(Data listing)
******

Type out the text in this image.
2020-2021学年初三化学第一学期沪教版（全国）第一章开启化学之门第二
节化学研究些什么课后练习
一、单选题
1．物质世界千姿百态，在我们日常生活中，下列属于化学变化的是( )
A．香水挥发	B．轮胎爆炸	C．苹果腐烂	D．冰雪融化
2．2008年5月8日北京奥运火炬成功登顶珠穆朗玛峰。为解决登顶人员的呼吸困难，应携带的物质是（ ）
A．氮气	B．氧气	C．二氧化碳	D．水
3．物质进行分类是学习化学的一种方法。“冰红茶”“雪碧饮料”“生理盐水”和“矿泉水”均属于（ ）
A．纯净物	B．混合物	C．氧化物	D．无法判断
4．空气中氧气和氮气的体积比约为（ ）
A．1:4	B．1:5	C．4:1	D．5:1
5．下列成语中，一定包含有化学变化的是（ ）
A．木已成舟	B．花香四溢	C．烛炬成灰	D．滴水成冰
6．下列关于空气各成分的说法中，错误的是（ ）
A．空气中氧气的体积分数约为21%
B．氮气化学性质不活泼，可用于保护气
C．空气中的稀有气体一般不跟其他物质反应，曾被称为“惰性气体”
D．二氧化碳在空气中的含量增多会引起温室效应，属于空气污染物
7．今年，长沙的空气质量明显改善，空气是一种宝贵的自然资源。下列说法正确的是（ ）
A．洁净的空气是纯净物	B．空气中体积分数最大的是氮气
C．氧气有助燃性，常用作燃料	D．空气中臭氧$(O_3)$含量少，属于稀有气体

******

* **Task objective**:
Reproduce every line of the material above exactly.

* **Result of the exercise**:
Type out the text in this image.
2020-2021学年初三化学第一学期沪教版（全国）第一章开启化学之门第二
节化学研究些什么课后练习
一、单选题
1．物质世界千姿百态，在我们日常生活中，下列属于化学变化的是( )
A．香水挥发	B．轮胎爆炸	C．苹果腐烂	D．冰雪融化
2．2008年5月8日北京奥运火炬成功登顶珠穆朗玛峰。为解决登顶人员的呼吸困难，应携带的物质是（ ）
A．氮气	B．氧气	C．二氧化碳	D．水
3．物质进行分类是学习化学的一种方法。“冰红茶”“雪碧饮料”“生理盐水”和“矿泉水”均属于（ ）
A．纯净物	B．混合物	C．氧化物	D．无法判断
4．空气中氧气和氮气的体积比约为（ ）
A．1:4	B．1:5	C．4:1	D．5:1
5．下列成语中，一定包含有化学变化的是（ ）
A．木已成舟	B．花香四溢	C．烛炬成灰	D．滴水成冰
6．下列关于空气各成分的说法中，错误的是（ ）
A．空气中氧气的体积分数约为21%
B．氮气化学性质不活泼，可用于保护气
C．空气中的稀有气体一般不跟其他物质反应，曾被称为“惰性气体”
D．二氧化碳在空气中的含量增多会引起温室效应，属于空气污染物
7．今年，长沙的空气质量明显改善，空气是一种宝贵的自然资源。下列说法正确的是（ ）
A．洁净的空气是纯净物	B．空气中体积分数最大的是氮气
C．氧气有助燃性，常用作燃料	D．空气中臭氧$(O_3)$含量少，属于稀有气体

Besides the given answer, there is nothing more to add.